Exercise task:
Give the count of lines containing the string "view", with no other output.

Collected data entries
★ ★ ★ ★ ★ ★ ★

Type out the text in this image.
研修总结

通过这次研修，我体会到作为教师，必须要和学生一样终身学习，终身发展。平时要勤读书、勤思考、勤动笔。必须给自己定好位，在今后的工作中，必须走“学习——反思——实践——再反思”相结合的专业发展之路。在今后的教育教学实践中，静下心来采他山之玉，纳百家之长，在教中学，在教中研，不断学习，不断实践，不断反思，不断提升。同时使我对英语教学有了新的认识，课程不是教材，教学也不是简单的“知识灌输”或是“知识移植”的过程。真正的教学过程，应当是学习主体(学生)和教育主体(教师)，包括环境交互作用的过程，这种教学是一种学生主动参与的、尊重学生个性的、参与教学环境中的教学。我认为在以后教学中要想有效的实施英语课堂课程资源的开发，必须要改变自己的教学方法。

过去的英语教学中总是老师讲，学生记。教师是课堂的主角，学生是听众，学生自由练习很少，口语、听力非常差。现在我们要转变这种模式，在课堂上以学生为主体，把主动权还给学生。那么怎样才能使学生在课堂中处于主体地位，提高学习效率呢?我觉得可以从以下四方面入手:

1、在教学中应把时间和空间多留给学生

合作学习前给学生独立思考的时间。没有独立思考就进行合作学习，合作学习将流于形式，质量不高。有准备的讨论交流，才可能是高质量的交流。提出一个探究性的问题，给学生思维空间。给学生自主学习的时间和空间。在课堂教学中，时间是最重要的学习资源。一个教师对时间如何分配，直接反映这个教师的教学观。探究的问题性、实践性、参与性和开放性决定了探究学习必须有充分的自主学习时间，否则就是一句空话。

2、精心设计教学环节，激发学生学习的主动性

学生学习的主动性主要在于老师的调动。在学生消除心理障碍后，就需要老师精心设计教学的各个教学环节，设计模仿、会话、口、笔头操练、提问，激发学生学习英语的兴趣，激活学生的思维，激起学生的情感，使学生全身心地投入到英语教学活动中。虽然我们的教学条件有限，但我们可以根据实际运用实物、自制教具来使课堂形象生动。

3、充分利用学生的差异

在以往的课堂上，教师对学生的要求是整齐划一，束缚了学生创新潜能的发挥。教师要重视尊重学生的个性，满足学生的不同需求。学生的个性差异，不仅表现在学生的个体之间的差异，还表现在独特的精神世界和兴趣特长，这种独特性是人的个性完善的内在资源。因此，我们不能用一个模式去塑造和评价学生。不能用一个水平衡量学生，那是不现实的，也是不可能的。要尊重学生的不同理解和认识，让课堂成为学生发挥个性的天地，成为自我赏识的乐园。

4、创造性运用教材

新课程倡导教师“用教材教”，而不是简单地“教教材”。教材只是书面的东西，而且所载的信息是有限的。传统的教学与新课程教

★ ★ ★ ★ ★ ★ ★

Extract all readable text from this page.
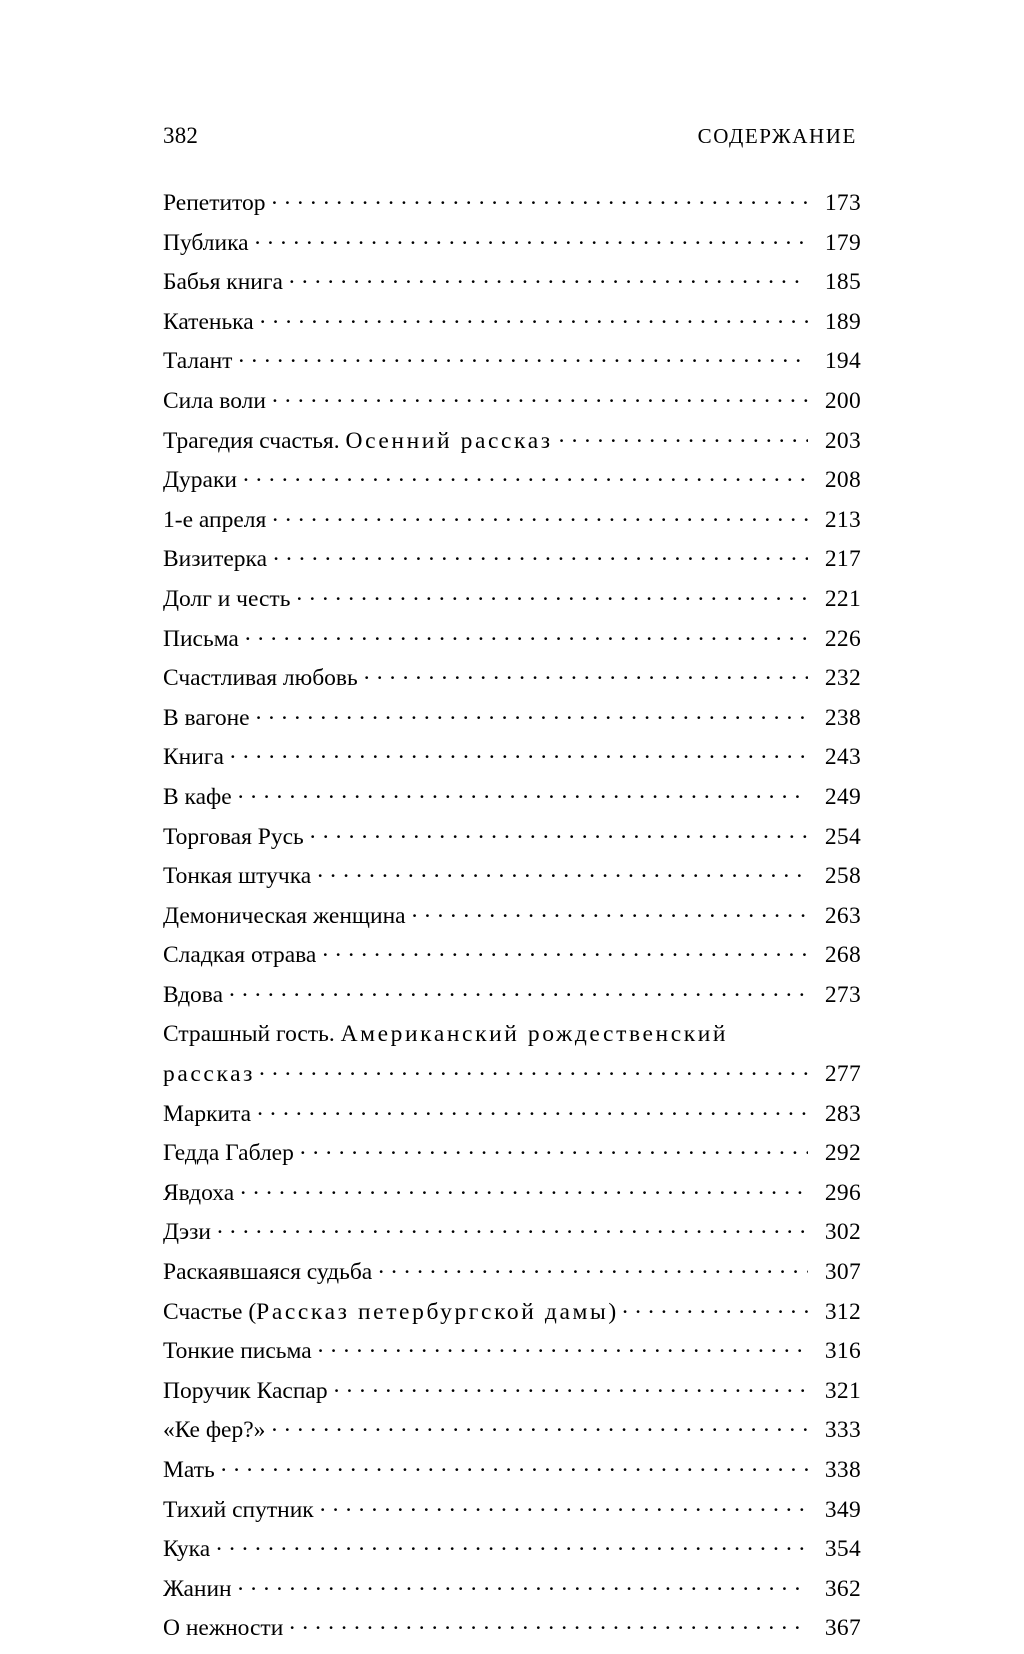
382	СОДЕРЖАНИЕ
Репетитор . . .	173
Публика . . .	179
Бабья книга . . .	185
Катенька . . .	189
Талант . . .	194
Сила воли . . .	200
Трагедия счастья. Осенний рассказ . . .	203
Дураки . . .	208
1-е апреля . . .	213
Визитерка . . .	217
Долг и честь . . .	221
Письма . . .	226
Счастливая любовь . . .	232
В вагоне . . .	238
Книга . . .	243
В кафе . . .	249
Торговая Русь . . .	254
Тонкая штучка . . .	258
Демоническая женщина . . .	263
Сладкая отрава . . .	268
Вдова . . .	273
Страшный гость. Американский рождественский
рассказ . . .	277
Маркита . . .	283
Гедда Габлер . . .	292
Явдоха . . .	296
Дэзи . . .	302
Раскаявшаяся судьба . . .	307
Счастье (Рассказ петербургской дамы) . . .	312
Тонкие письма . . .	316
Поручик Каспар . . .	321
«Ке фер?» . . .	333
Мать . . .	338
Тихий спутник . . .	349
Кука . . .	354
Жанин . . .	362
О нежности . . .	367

★ ★ ★ ★ ★ ★ ★

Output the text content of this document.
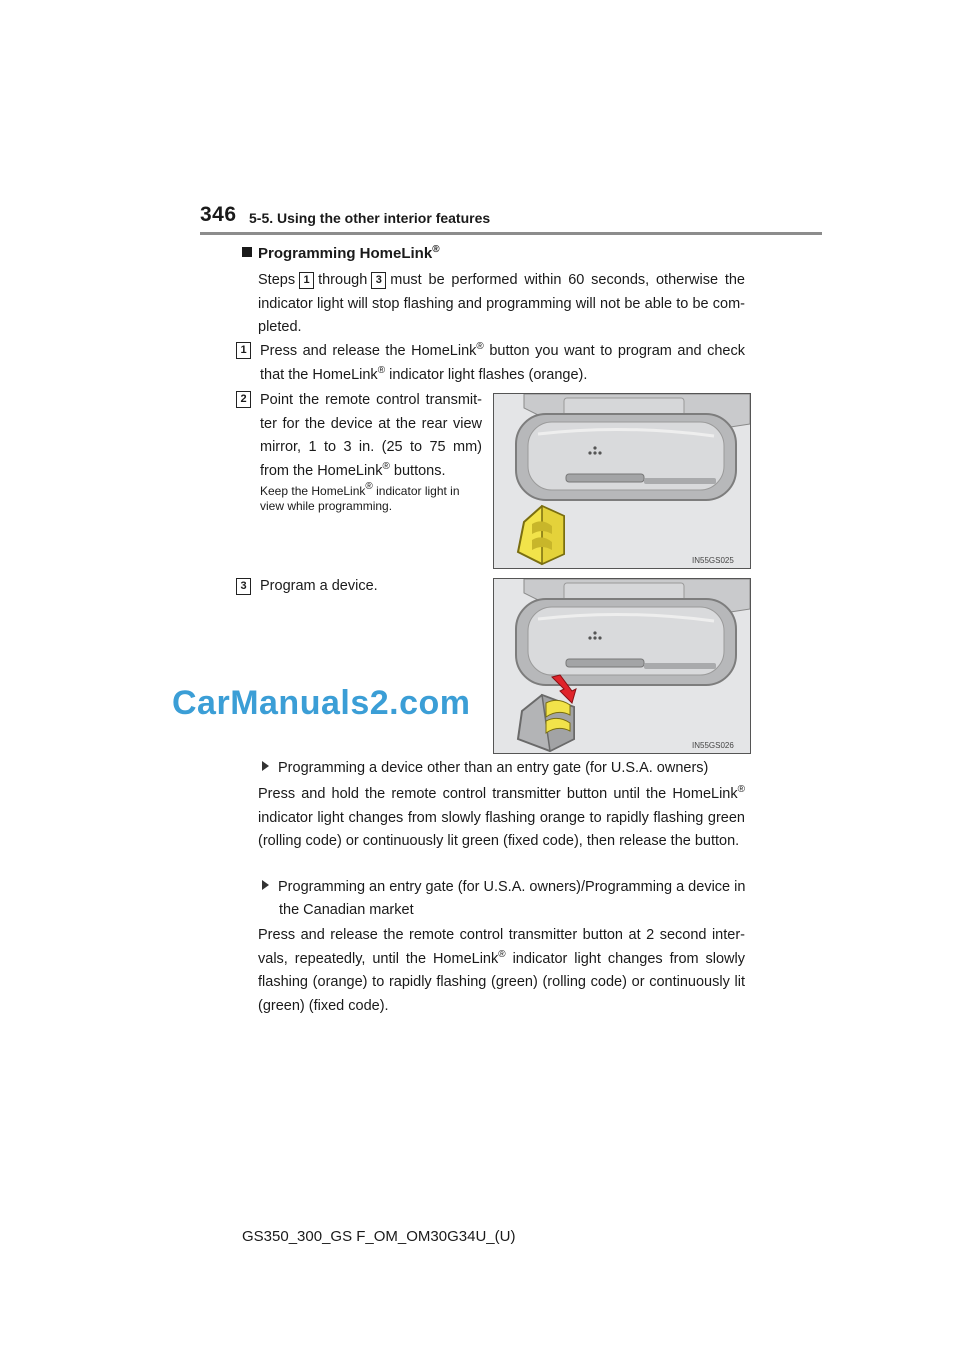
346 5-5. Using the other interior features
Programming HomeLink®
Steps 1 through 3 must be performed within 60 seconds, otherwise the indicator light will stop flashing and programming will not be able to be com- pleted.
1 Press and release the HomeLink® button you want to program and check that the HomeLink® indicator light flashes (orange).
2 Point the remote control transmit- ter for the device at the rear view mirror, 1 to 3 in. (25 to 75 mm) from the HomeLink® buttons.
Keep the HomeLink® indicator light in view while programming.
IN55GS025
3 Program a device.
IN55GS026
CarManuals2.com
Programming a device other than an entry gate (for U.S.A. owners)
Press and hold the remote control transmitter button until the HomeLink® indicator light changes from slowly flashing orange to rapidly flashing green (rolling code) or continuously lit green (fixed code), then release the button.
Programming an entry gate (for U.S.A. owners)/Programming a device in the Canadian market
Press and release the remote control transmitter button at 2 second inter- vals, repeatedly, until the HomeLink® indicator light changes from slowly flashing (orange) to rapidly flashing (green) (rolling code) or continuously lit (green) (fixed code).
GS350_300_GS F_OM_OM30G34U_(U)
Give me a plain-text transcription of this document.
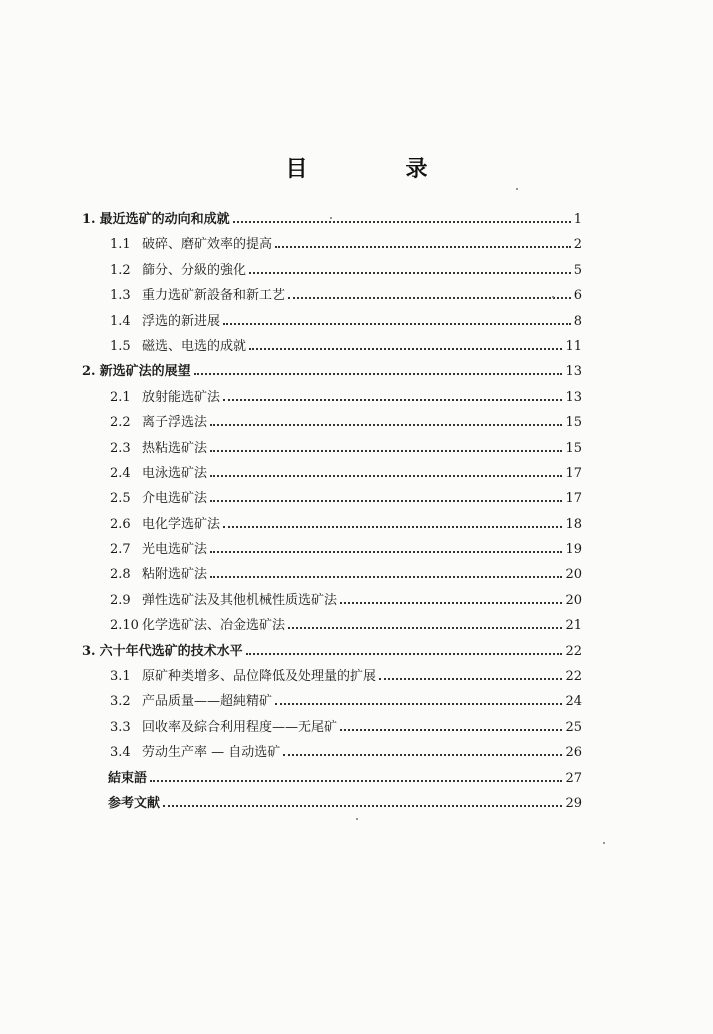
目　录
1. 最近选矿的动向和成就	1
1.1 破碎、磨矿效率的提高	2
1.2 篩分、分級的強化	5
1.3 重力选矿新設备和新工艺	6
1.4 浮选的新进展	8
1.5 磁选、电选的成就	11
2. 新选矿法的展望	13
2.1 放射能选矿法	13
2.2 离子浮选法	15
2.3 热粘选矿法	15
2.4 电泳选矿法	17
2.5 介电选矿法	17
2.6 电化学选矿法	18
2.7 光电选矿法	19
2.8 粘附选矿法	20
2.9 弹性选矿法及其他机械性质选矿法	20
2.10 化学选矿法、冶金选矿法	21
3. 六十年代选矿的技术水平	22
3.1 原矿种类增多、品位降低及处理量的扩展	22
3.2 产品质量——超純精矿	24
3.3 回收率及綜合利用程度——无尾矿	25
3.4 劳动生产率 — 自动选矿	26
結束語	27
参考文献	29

★ ★ ★ ★ ★ ★ ★

Response to this task:
2